**Goal**
Scan the following material for the string "Amount" and copy each line in which it appears.

(Figure record listings)
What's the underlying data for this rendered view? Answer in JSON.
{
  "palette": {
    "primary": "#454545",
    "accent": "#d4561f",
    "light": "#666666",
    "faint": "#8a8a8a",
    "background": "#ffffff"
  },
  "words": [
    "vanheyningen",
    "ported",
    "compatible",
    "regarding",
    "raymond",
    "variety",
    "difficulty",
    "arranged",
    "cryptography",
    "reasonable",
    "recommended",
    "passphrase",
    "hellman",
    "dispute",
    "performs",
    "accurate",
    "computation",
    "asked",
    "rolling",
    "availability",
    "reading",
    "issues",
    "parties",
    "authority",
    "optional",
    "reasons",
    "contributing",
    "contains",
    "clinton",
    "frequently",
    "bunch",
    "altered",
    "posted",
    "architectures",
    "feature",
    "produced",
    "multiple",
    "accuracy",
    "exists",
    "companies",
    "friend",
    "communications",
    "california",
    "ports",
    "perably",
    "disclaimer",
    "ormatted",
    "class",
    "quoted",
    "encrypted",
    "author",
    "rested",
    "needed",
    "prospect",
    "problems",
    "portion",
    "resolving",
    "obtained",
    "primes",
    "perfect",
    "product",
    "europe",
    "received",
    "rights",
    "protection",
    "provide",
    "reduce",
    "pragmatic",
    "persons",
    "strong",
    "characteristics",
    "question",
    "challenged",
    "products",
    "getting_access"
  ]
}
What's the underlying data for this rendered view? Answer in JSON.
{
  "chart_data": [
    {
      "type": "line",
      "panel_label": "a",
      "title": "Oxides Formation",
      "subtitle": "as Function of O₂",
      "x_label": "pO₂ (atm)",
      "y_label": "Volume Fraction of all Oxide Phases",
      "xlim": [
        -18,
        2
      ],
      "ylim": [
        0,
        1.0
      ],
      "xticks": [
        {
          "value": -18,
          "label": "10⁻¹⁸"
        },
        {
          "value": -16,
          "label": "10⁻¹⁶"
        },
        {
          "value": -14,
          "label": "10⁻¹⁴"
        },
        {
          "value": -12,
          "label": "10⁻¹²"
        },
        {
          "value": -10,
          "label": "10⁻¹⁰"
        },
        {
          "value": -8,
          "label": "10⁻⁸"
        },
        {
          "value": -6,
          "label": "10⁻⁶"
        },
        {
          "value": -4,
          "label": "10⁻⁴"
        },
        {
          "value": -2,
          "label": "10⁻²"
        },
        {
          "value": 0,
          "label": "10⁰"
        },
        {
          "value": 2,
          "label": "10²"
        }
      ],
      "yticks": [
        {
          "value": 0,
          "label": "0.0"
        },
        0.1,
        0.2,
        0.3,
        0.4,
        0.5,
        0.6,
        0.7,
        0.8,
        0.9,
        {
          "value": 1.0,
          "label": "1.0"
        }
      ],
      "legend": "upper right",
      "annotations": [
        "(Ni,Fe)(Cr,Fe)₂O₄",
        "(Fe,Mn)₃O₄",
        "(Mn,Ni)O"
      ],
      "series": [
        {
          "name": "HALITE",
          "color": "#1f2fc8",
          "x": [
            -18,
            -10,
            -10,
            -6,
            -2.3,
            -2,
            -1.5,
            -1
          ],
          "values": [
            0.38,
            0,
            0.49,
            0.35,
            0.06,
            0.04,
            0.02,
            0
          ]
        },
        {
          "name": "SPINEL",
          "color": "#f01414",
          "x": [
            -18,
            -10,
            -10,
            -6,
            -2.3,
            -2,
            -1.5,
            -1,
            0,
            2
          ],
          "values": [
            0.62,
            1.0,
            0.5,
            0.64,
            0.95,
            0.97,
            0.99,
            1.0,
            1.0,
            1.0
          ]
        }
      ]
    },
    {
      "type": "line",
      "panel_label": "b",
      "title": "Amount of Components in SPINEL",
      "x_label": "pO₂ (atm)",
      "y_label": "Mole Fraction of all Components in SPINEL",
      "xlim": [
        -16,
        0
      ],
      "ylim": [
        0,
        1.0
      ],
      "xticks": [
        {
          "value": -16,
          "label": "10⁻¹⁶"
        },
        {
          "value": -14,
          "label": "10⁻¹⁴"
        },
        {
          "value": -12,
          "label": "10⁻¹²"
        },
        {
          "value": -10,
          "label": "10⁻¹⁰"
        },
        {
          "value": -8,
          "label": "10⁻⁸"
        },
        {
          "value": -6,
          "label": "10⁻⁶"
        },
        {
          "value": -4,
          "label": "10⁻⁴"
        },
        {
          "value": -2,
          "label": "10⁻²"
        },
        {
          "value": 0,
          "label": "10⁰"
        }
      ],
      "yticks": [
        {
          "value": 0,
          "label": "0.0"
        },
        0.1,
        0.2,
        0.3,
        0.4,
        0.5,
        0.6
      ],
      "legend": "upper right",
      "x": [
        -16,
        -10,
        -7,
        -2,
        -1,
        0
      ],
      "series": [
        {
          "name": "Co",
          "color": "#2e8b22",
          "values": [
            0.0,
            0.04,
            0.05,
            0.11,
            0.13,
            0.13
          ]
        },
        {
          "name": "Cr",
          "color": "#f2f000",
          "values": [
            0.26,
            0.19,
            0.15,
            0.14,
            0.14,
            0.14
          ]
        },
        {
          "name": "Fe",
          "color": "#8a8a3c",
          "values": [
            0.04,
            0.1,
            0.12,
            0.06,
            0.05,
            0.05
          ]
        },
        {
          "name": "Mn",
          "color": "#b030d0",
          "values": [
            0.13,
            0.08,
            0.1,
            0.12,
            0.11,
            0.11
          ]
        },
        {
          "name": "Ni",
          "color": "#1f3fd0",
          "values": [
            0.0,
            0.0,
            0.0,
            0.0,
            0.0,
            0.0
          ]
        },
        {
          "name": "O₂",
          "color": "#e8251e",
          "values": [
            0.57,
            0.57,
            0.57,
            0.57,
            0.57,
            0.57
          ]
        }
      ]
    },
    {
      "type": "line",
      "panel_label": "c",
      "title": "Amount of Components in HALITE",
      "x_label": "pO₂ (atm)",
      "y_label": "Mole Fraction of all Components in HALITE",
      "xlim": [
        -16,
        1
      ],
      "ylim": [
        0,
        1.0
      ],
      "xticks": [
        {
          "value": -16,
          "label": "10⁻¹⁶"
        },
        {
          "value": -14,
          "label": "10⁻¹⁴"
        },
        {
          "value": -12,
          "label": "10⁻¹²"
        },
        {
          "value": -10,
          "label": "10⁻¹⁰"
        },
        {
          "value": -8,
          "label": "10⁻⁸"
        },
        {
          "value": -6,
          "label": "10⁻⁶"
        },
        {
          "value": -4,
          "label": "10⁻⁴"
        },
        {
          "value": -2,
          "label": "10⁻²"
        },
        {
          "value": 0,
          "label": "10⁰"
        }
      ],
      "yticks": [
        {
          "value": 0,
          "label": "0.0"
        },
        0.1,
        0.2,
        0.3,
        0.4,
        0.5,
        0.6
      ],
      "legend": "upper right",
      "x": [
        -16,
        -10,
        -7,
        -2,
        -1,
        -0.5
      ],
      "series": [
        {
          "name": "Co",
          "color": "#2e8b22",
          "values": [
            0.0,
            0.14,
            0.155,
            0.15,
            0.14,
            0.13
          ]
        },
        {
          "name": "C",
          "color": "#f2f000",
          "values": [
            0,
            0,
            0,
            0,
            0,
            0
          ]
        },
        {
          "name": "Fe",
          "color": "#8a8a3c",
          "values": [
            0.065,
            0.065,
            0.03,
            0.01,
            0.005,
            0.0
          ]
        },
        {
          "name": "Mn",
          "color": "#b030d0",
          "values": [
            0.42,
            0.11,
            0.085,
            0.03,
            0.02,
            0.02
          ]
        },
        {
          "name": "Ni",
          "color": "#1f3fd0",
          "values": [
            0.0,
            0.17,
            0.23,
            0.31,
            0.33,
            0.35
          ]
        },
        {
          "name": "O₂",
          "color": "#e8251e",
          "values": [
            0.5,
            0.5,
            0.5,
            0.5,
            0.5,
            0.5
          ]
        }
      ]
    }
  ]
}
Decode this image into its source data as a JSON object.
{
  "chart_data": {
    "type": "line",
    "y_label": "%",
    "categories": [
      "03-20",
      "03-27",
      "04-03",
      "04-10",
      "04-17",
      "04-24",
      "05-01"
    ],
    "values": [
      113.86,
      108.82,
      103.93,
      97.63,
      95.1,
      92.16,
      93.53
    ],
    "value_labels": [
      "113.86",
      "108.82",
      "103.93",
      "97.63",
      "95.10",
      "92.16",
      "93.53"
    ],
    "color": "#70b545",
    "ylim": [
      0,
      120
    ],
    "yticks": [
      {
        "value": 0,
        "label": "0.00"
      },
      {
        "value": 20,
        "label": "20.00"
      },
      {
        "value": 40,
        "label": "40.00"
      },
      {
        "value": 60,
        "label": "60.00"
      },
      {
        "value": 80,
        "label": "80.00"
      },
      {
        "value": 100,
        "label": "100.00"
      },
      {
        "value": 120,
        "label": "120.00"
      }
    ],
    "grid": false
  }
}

**Response to the exercise**
      "title": "Amount of Components in SPINEL",
      "title": "Amount of Components in HALITE",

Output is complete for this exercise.